■ **Extracted records**:
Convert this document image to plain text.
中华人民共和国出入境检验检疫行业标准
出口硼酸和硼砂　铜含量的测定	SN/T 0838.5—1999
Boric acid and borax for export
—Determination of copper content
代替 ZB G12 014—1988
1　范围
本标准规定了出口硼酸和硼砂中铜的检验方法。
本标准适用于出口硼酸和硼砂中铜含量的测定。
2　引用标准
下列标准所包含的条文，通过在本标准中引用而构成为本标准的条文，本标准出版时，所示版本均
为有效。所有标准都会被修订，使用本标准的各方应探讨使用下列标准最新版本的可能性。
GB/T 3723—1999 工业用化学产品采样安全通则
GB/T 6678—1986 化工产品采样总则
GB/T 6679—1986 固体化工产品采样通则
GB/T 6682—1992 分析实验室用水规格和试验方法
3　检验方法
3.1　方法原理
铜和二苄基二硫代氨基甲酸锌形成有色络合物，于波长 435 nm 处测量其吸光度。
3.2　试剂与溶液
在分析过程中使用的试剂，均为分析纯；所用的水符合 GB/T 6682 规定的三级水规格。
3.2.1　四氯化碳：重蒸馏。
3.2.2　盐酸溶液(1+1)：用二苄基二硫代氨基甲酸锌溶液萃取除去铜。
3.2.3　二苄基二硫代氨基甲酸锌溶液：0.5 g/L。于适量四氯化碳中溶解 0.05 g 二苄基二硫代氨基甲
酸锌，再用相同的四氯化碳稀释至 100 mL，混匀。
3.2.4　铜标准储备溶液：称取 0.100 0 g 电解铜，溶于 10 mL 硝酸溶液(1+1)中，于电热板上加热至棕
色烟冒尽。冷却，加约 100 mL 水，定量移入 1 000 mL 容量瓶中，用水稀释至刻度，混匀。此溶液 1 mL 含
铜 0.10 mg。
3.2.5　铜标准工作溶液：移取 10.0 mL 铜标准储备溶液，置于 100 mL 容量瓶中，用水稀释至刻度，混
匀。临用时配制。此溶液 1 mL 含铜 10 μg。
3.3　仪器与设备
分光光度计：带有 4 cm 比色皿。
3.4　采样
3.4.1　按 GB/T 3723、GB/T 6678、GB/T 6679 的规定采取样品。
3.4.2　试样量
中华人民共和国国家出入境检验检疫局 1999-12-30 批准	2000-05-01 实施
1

■ **Task statement**:
Return every line above in which the string "容量瓶中" occurs.

■ **Task output**:
色烟冒尽。冷却，加约 100 mL 水，定量移入 1 000 mL 容量瓶中，用水稀释至刻度，混匀。此溶液 1 mL 含
3.2.5　铜标准工作溶液：移取 10.0 mL 铜标准储备溶液，置于 100 mL 容量瓶中，用水稀释至刻度，混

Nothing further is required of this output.